--- Begin SUPPLIED RECORDS ---

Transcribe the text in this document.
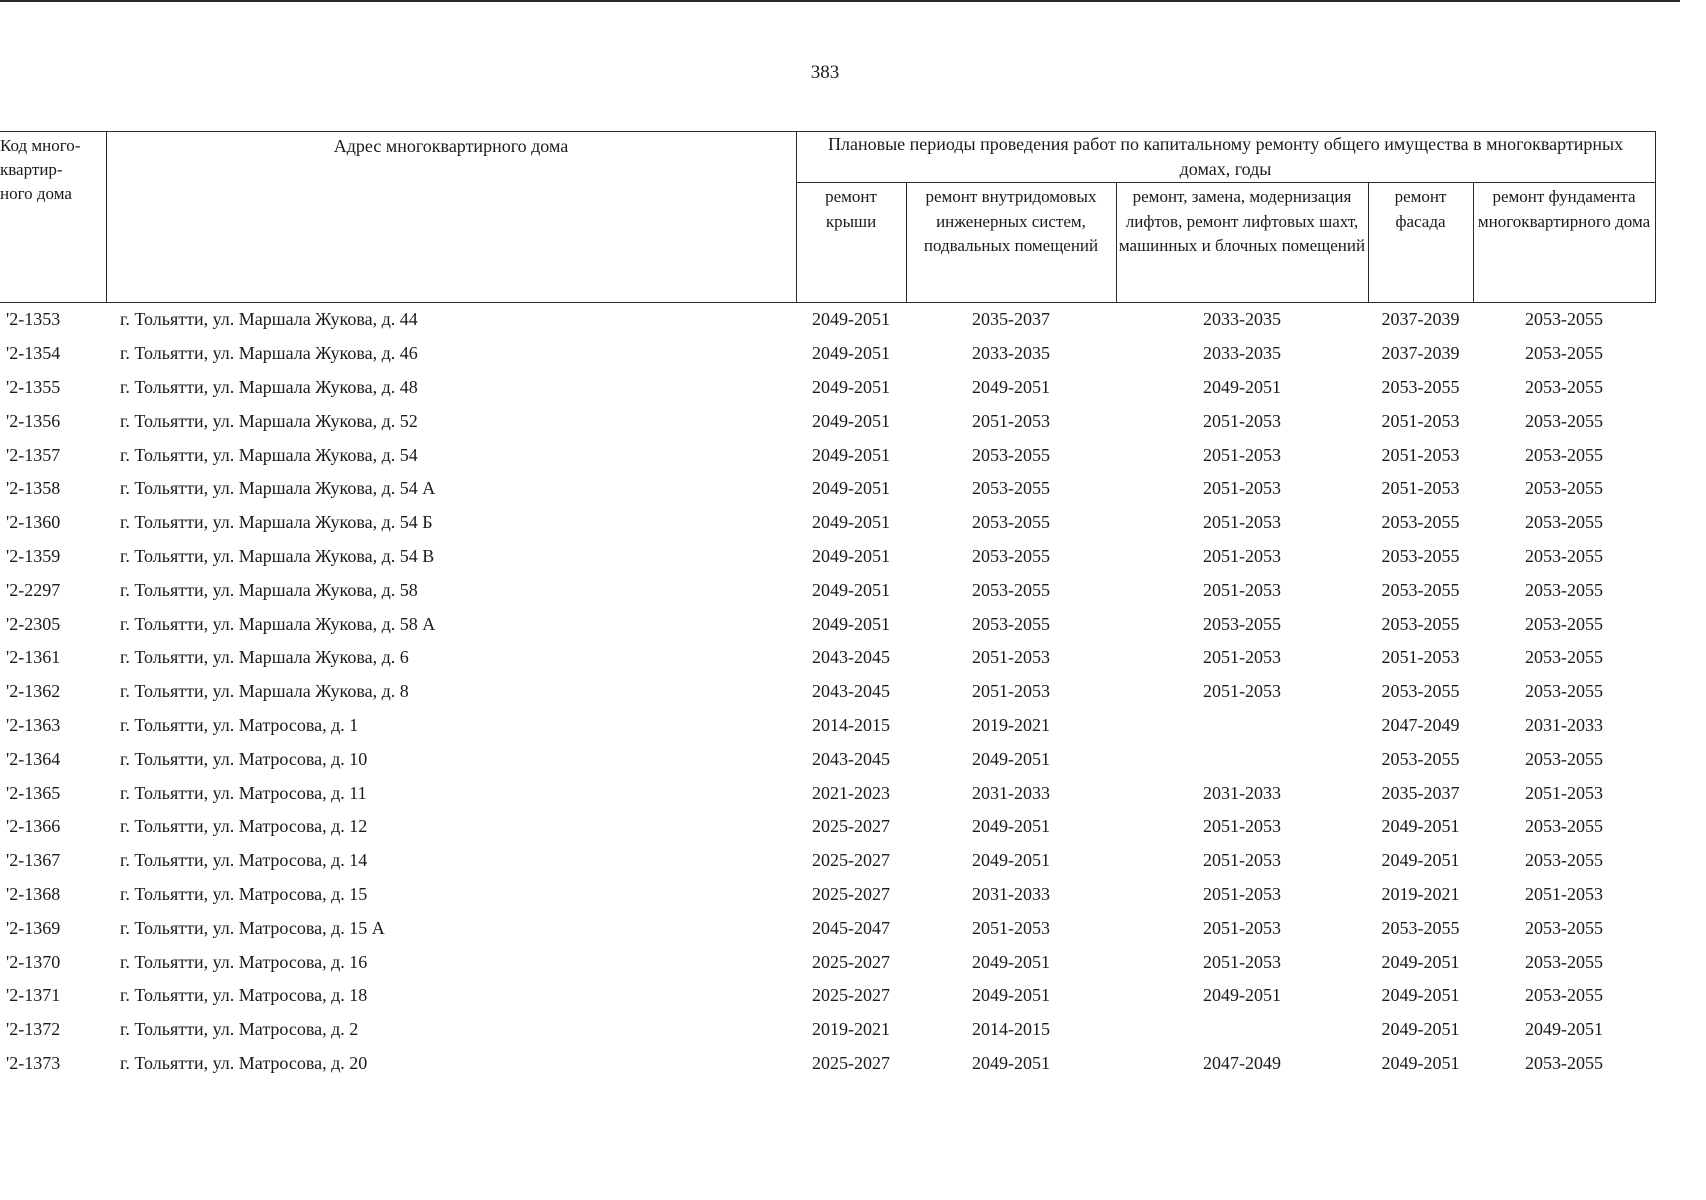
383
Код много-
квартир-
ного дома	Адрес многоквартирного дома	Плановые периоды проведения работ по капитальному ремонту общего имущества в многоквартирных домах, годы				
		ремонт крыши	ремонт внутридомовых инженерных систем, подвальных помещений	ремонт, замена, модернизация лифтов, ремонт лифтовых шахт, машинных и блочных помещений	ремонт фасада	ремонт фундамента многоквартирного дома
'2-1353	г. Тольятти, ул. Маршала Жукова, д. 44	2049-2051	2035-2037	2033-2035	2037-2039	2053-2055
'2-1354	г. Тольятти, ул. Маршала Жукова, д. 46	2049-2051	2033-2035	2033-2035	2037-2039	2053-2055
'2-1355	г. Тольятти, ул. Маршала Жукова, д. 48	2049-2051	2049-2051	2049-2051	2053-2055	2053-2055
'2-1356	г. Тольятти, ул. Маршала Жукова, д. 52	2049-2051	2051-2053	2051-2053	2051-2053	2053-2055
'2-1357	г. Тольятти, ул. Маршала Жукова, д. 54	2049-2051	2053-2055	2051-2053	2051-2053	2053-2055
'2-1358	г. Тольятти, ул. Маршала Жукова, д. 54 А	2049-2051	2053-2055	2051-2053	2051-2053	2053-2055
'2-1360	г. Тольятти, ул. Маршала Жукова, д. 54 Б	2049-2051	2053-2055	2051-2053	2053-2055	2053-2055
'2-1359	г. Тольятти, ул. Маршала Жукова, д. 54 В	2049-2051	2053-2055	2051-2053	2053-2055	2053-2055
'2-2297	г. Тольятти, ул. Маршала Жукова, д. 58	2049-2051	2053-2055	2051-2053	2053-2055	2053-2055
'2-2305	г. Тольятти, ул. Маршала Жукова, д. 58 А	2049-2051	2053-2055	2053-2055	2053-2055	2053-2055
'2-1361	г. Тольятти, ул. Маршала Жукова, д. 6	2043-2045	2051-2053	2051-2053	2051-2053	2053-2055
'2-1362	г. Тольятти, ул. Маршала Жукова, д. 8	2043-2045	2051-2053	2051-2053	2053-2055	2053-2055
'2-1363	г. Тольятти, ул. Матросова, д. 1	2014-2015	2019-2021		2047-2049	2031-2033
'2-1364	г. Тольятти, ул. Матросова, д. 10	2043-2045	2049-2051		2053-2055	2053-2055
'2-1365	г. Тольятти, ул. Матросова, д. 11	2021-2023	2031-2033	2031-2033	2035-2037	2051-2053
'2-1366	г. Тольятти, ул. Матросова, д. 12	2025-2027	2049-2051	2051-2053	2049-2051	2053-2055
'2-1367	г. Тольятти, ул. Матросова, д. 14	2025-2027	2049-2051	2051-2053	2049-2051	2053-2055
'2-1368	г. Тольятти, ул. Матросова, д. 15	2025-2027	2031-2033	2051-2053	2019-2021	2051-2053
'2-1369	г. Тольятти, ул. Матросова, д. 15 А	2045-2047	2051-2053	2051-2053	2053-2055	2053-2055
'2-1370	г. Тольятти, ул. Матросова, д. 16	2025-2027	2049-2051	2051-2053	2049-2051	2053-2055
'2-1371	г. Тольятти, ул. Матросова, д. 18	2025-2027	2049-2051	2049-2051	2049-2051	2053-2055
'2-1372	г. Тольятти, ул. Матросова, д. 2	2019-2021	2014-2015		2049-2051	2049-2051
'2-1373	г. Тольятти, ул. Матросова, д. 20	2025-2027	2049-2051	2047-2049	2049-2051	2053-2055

--- End SUPPLIED RECORDS ---

WORK REQUIRED
Track down every line with the word "дома" and copy it.

RESULT FOR THIS TASK
ного дома	Адрес многоквартирного дома	Плановые периоды проведения работ по капитальному ремонту общего имущества в многоквартирных домах, годы				
		ремонт крыши	ремонт внутридомовых инженерных систем, подвальных помещений	ремонт, замена, модернизация лифтов, ремонт лифтовых шахт, машинных и блочных помещений	ремонт фасада	ремонт фундамента многоквартирного дома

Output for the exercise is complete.